• **Supplied information**
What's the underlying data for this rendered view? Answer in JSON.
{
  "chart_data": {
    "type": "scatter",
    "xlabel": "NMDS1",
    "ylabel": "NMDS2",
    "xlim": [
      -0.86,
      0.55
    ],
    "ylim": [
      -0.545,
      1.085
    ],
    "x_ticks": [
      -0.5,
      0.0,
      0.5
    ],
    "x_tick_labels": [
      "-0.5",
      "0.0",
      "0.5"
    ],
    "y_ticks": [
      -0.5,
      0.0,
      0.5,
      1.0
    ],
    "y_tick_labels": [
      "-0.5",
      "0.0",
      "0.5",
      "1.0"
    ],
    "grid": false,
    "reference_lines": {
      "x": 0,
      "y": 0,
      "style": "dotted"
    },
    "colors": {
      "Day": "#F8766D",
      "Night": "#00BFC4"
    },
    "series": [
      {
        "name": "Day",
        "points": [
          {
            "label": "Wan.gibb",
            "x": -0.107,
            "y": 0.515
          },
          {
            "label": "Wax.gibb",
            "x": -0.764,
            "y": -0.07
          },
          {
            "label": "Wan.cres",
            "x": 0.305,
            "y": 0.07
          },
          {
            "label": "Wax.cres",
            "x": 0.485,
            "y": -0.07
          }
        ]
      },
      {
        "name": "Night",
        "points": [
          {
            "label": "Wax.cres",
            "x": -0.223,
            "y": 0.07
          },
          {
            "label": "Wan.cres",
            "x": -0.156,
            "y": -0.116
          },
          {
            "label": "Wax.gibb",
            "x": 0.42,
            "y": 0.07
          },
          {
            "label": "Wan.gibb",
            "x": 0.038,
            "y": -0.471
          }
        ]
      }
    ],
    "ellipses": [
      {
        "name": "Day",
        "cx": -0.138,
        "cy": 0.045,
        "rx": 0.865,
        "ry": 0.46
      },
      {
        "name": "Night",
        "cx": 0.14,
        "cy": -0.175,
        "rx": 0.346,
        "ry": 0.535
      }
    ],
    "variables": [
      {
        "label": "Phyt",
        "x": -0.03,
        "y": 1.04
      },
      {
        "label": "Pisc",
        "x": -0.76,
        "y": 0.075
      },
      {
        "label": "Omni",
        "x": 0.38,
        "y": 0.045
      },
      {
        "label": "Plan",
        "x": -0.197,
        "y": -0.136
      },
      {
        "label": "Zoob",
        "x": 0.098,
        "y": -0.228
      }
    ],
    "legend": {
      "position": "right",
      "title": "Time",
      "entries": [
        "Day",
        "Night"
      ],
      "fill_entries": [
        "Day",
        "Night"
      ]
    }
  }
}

• **Problem to work on**
Every line of the material must be returned exactly as it appears.

• **Result of the task**
What's the underlying data for this rendered view? Answer in JSON.
{
  "chart_data": {
    "type": "scatter",
    "xlabel": "NMDS1",
    "ylabel": "NMDS2",
    "xlim": [
      -0.86,
      0.55
    ],
    "ylim": [
      -0.545,
      1.085
    ],
    "x_ticks": [
      -0.5,
      0.0,
      0.5
    ],
    "x_tick_labels": [
      "-0.5",
      "0.0",
      "0.5"
    ],
    "y_ticks": [
      -0.5,
      0.0,
      0.5,
      1.0
    ],
    "y_tick_labels": [
      "-0.5",
      "0.0",
      "0.5",
      "1.0"
    ],
    "grid": false,
    "reference_lines": {
      "x": 0,
      "y": 0,
      "style": "dotted"
    },
    "colors": {
      "Day": "#F8766D",
      "Night": "#00BFC4"
    },
    "series": [
      {
        "name": "Day",
        "points": [
          {
            "label": "Wan.gibb",
            "x": -0.107,
            "y": 0.515
          },
          {
            "label": "Wax.gibb",
            "x": -0.764,
            "y": -0.07
          },
          {
            "label": "Wan.cres",
            "x": 0.305,
            "y": 0.07
          },
          {
            "label": "Wax.cres",
            "x": 0.485,
            "y": -0.07
          }
        ]
      },
      {
        "name": "Night",
        "points": [
          {
            "label": "Wax.cres",
            "x": -0.223,
            "y": 0.07
          },
          {
            "label": "Wan.cres",
            "x": -0.156,
            "y": -0.116
          },
          {
            "label": "Wax.gibb",
            "x": 0.42,
            "y": 0.07
          },
          {
            "label": "Wan.gibb",
            "x": 0.038,
            "y": -0.471
          }
        ]
      }
    ],
    "ellipses": [
      {
        "name": "Day",
        "cx": -0.138,
        "cy": 0.045,
        "rx": 0.865,
        "ry": 0.46
      },
      {
        "name": "Night",
        "cx": 0.14,
        "cy": -0.175,
        "rx": 0.346,
        "ry": 0.535
      }
    ],
    "variables": [
      {
        "label": "Phyt",
        "x": -0.03,
        "y": 1.04
      },
      {
        "label": "Pisc",
        "x": -0.76,
        "y": 0.075
      },
      {
        "label": "Omni",
        "x": 0.38,
        "y": 0.045
      },
      {
        "label": "Plan",
        "x": -0.197,
        "y": -0.136
      },
      {
        "label": "Zoob",
        "x": 0.098,
        "y": -0.228
      }
    ],
    "legend": {
      "position": "right",
      "title": "Time",
      "entries": [
        "Day",
        "Night"
      ],
      "fill_entries": [
        "Day",
        "Night"
      ]
    }
  }
}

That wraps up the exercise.